Task data:
───
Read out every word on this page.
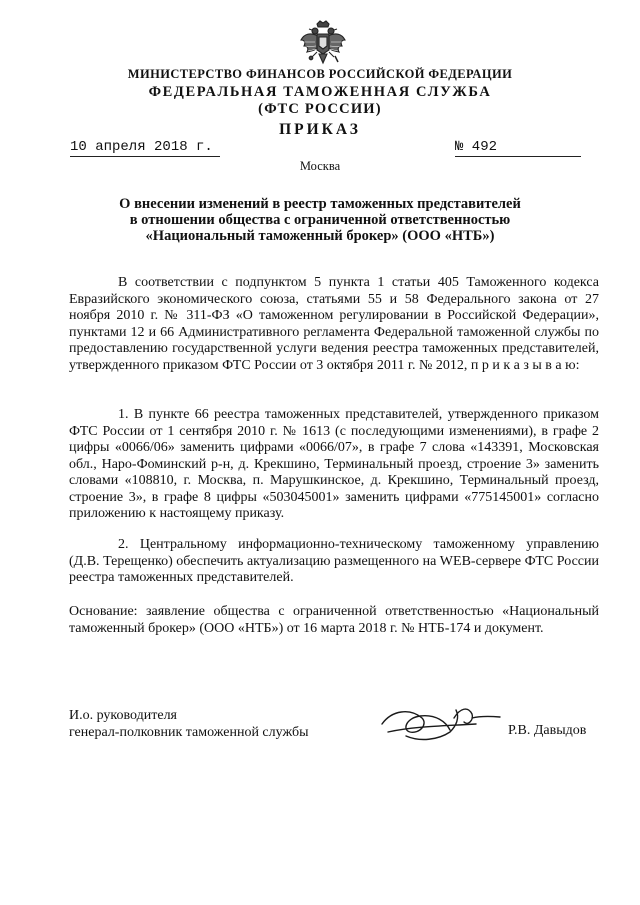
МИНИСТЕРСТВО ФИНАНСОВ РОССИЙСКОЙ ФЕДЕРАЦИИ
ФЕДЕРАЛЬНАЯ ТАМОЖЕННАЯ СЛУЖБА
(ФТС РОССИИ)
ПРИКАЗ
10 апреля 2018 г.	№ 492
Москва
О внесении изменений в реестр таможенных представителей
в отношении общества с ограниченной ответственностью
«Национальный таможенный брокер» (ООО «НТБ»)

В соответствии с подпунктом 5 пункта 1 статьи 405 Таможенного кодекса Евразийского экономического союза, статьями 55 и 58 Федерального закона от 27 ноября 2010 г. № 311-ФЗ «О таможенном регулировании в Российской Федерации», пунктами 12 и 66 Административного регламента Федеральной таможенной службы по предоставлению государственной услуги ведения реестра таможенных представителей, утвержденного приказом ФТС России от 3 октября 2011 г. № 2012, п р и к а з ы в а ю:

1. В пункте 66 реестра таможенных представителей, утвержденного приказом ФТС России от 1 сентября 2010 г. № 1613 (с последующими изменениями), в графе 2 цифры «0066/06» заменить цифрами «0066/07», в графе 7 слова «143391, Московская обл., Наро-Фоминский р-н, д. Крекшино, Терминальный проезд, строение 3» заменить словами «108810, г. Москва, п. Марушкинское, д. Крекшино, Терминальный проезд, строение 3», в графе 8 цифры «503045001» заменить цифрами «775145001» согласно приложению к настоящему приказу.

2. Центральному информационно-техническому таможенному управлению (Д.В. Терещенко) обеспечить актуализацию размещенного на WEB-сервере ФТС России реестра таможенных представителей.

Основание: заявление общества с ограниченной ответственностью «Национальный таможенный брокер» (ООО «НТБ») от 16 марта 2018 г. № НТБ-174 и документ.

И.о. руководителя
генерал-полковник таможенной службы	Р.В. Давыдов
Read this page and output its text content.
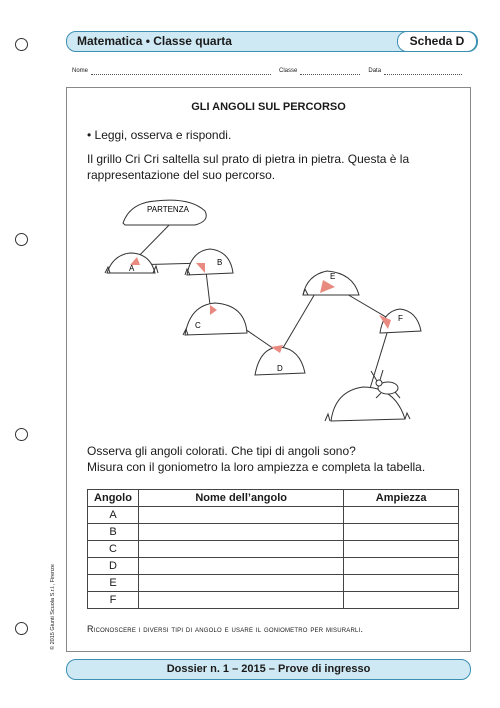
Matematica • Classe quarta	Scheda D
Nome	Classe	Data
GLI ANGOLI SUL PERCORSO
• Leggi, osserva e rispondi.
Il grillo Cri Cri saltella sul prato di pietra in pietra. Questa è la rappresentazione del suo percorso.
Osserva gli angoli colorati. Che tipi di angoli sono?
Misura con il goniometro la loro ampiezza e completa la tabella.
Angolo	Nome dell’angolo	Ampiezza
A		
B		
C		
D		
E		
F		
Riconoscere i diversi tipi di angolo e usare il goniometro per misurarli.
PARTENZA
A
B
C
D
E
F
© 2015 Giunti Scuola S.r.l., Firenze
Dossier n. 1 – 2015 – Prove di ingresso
───
Task description:
Only lines with the string "Classe" belong in your answer; copy each one.

Exercise result:
Matematica • Classe quarta	Scheda D
Nome	Classe	Data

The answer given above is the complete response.